[BEGIN SUPPLIED DATA]

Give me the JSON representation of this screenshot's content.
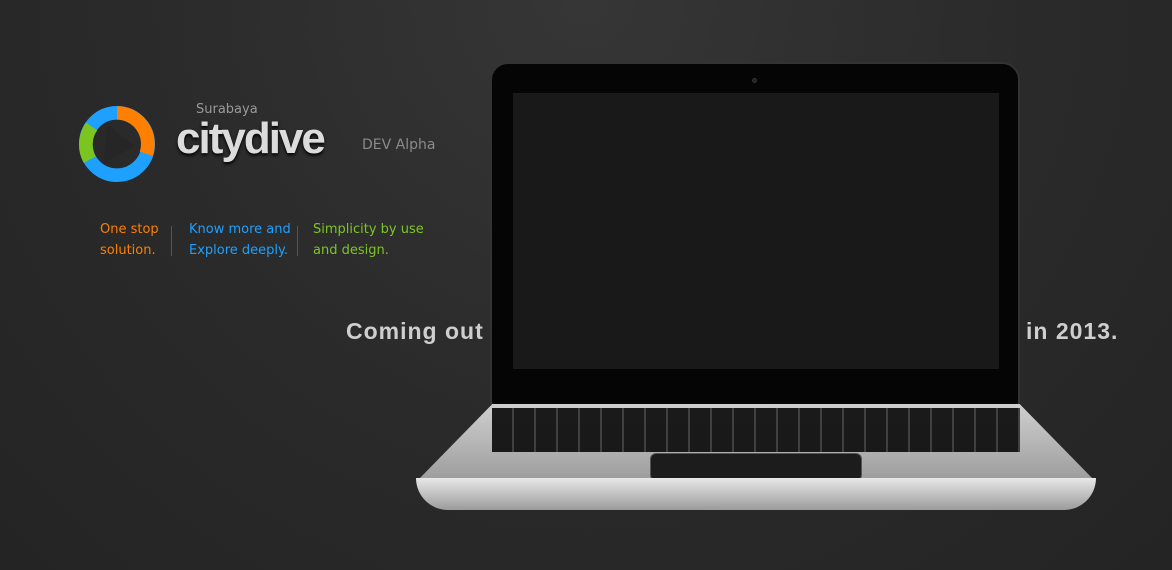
{
  "brand": {
    "city": "Surabaya",
    "name": "citydive",
    "version": "DEV Alpha",
    "logo_colors": [
      "#ff7f00",
      "#1ea0ff",
      "#7cc520"
    ]
  },
  "taglines": [
    {
      "line1": "One stop",
      "line2": "solution.",
      "color": "#ff7f00"
    },
    {
      "line1": "Know more and",
      "line2": "Explore deeply.",
      "color": "#1ea0ff"
    },
    {
      "line1": "Simplicity by use",
      "line2": "and design.",
      "color": "#7cc520"
    }
  ],
  "announcement": {
    "left": "Coming out",
    "right": "in 2013."
  }
}
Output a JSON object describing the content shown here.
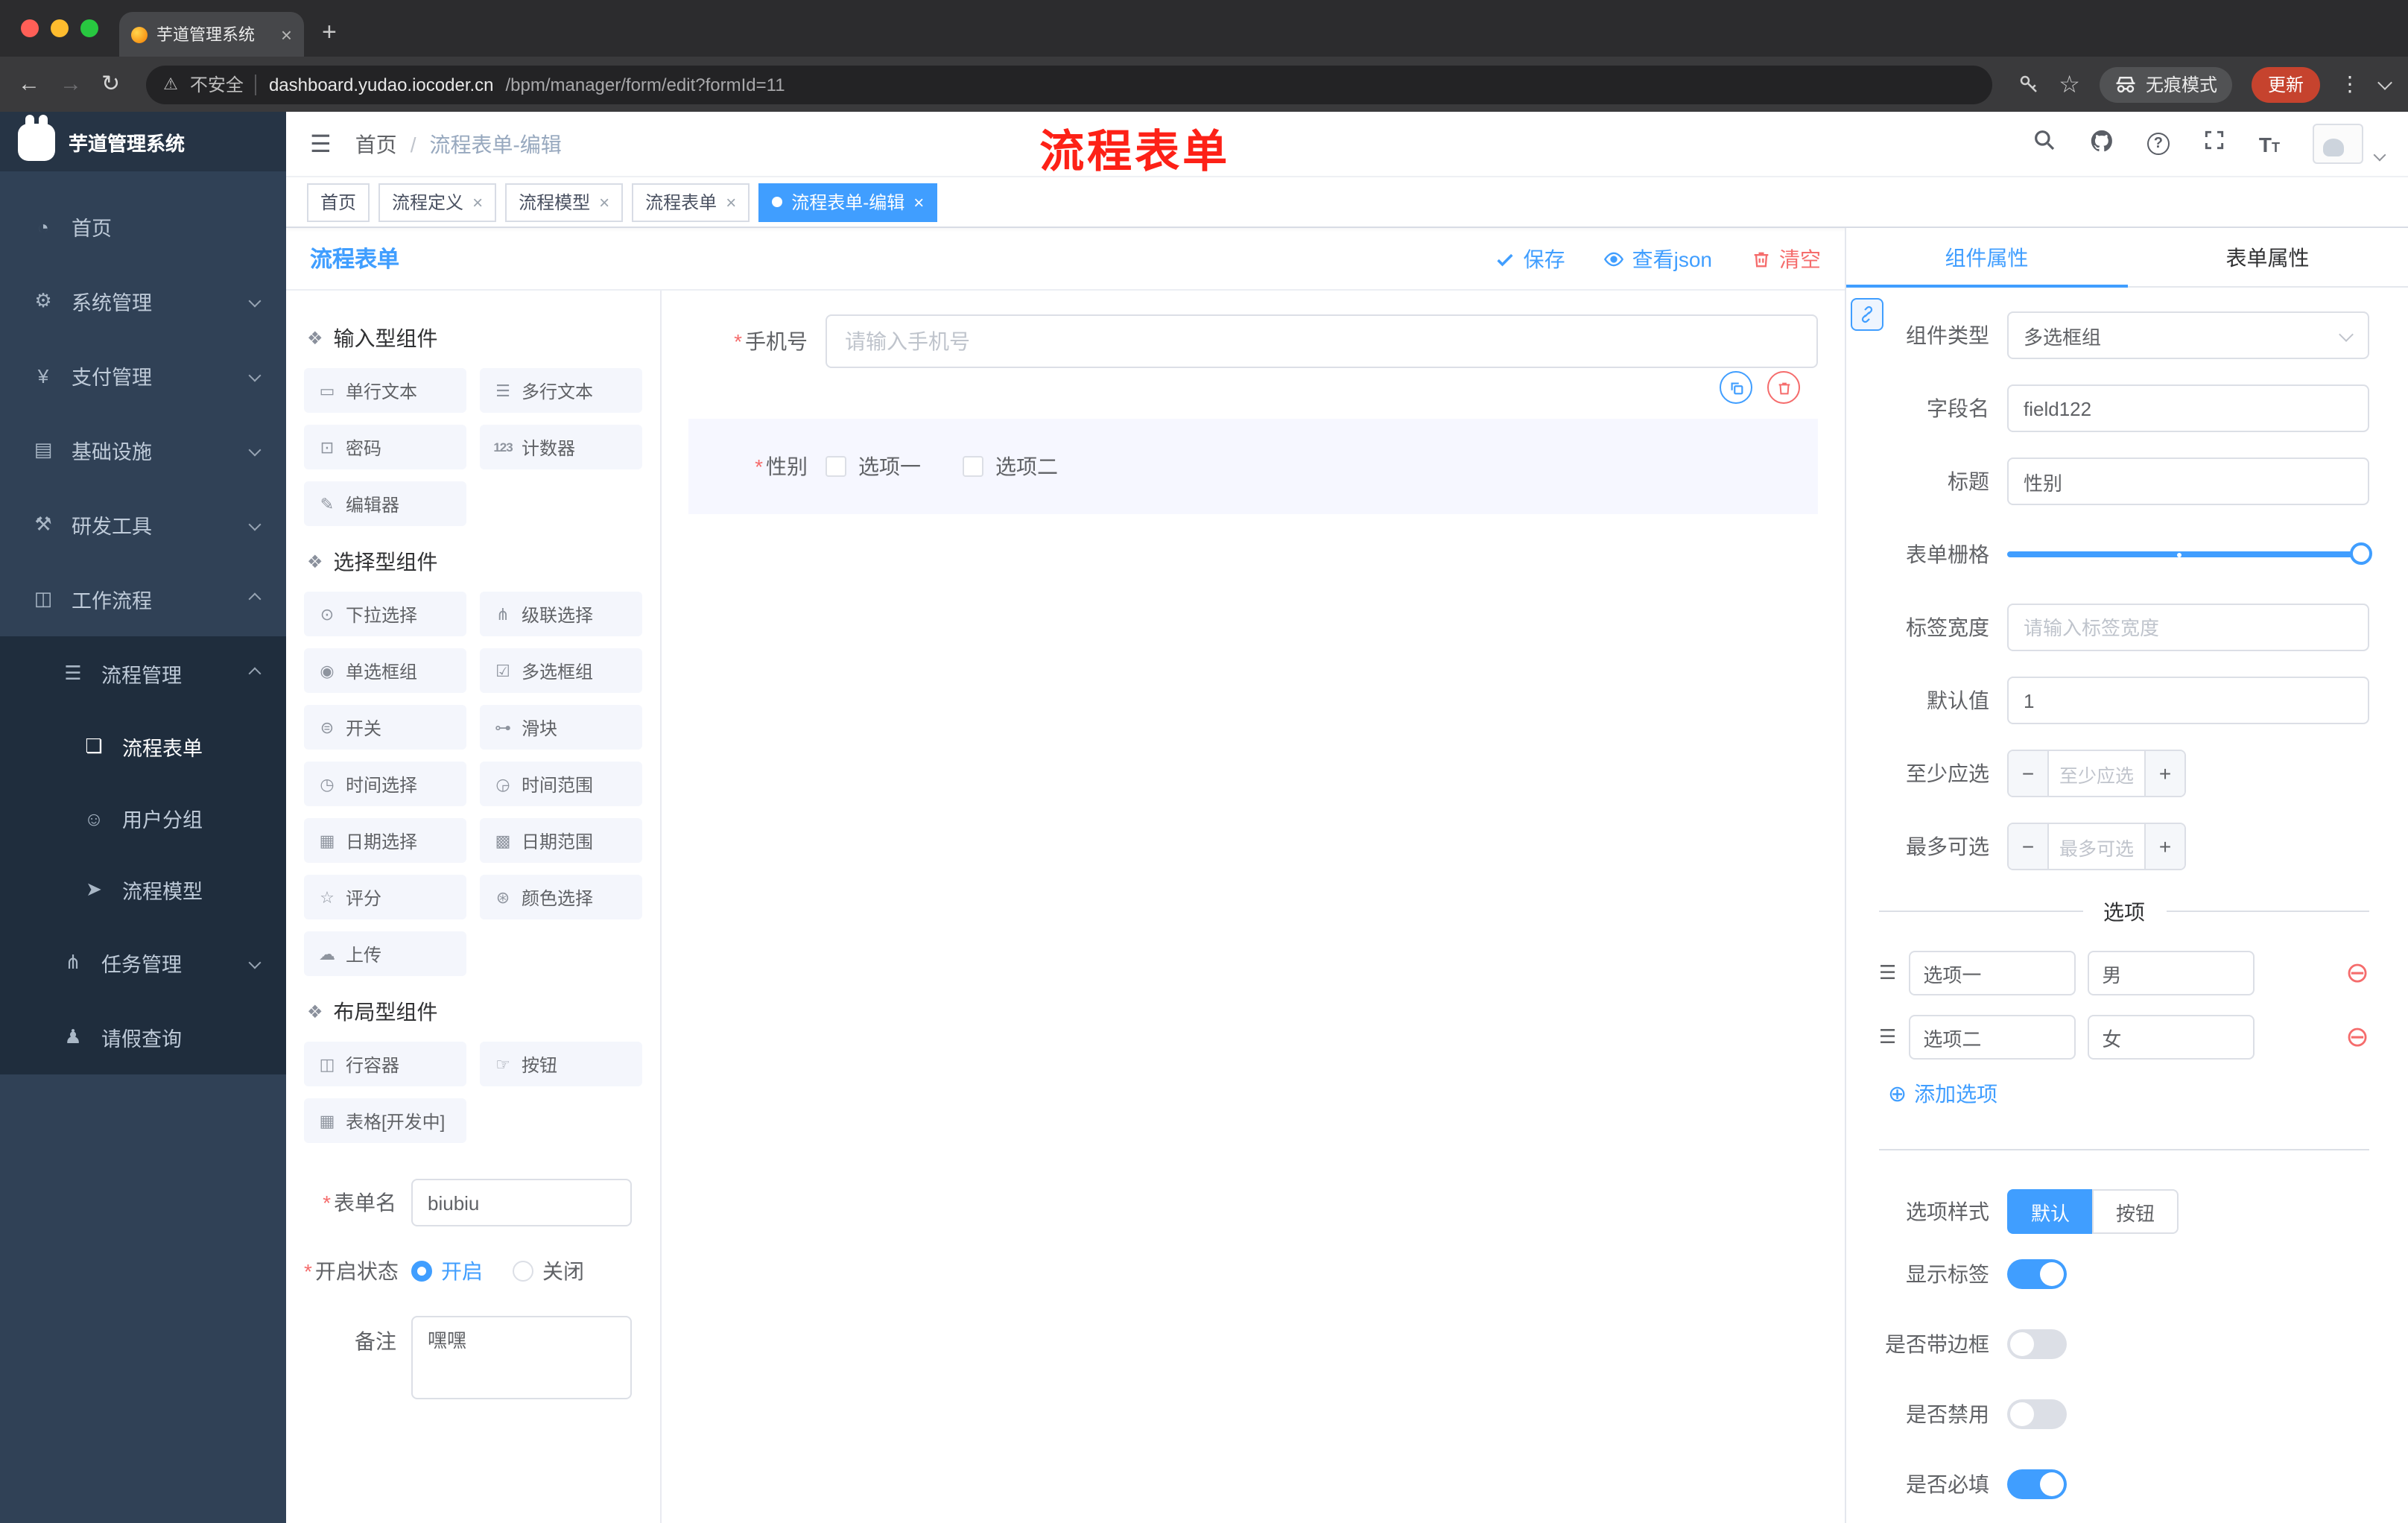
{
  "browser": {
    "tab_title": "芋道管理系统",
    "new_tab": "+",
    "security_label": "不安全",
    "url_host": "dashboard.yudao.iocoder.cn",
    "url_path": "/bpm/manager/form/edit?formId=11",
    "incognito_label": "无痕模式",
    "update_button": "更新",
    "menu_dots": "⋮"
  },
  "sidebar": {
    "logo_title": "芋道管理系统",
    "items": [
      {
        "label": "首页",
        "icon": "dashboard-icon"
      },
      {
        "label": "系统管理",
        "icon": "gear-icon"
      },
      {
        "label": "支付管理",
        "icon": "yen-icon"
      },
      {
        "label": "基础设施",
        "icon": "infrastructure-icon"
      },
      {
        "label": "研发工具",
        "icon": "tools-icon"
      },
      {
        "label": "工作流程",
        "icon": "workflow-icon"
      },
      {
        "label": "流程管理",
        "icon": "list-icon"
      },
      {
        "label": "流程表单",
        "icon": "form-icon"
      },
      {
        "label": "用户分组",
        "icon": "user-group-icon"
      },
      {
        "label": "流程模型",
        "icon": "model-icon"
      },
      {
        "label": "任务管理",
        "icon": "task-icon"
      },
      {
        "label": "请假查询",
        "icon": "person-icon"
      }
    ]
  },
  "header": {
    "breadcrumb_home": "首页",
    "breadcrumb_sep": "/",
    "breadcrumb_current": "流程表单-编辑",
    "annotation": "流程表单"
  },
  "tags": [
    {
      "label": "首页"
    },
    {
      "label": "流程定义"
    },
    {
      "label": "流程模型"
    },
    {
      "label": "流程表单"
    },
    {
      "label": "流程表单-编辑"
    }
  ],
  "designer": {
    "title": "流程表单",
    "save": "保存",
    "view_json": "查看json",
    "clear": "清空"
  },
  "palette": {
    "sections": [
      {
        "title": "输入型组件",
        "items": [
          "单行文本",
          "多行文本",
          "密码",
          "计数器",
          "编辑器"
        ]
      },
      {
        "title": "选择型组件",
        "items": [
          "下拉选择",
          "级联选择",
          "单选框组",
          "多选框组",
          "开关",
          "滑块",
          "时间选择",
          "时间范围",
          "日期选择",
          "日期范围",
          "评分",
          "颜色选择",
          "上传"
        ]
      },
      {
        "title": "布局型组件",
        "items": [
          "行容器",
          "按钮",
          "表格[开发中]"
        ]
      }
    ],
    "counter_icon_text": "123"
  },
  "form_meta": {
    "name_label": "表单名",
    "name_value": "biubiu",
    "status_label": "开启状态",
    "status_on": "开启",
    "status_off": "关闭",
    "remark_label": "备注",
    "remark_value": "嘿嘿"
  },
  "canvas": {
    "phone_label": "手机号",
    "phone_placeholder": "请输入手机号",
    "gender_label": "性别",
    "gender_option1": "选项一",
    "gender_option2": "选项二"
  },
  "panel": {
    "tab_component": "组件属性",
    "tab_form": "表单属性",
    "type_label": "组件类型",
    "type_value": "多选框组",
    "field_label": "字段名",
    "field_value": "field122",
    "title_label": "标题",
    "title_value": "性别",
    "grid_label": "表单栅格",
    "label_width_label": "标签宽度",
    "label_width_placeholder": "请输入标签宽度",
    "default_label": "默认值",
    "default_value": "1",
    "min_label": "至少应选",
    "min_placeholder": "至少应选",
    "max_label": "最多可选",
    "max_placeholder": "最多可选",
    "options_title": "选项",
    "options": [
      {
        "name": "选项一",
        "value": "男"
      },
      {
        "name": "选项二",
        "value": "女"
      }
    ],
    "add_option": "添加选项",
    "style_label": "选项样式",
    "style_default": "默认",
    "style_button": "按钮",
    "toggle_show_label": "显示标签",
    "toggle_border": "是否带边框",
    "toggle_disabled": "是否禁用",
    "toggle_required": "是否必填"
  },
  "colors": {
    "accent": "#409EFF",
    "danger": "#F56C6C",
    "sidebar": "#304156",
    "sidebar_sub": "#1F2D3D",
    "annotation_red": "#FD2117",
    "selected_item_bg": "#F6F7FF"
  }
}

[END SUPPLIED DATA]

▸ **SET TASK**:
Find all lines holding the string "最多可选" and copy them.

▸ **FINISHED TASK**:
    "max_label": "最多可选",
    "max_placeholder": "最多可选",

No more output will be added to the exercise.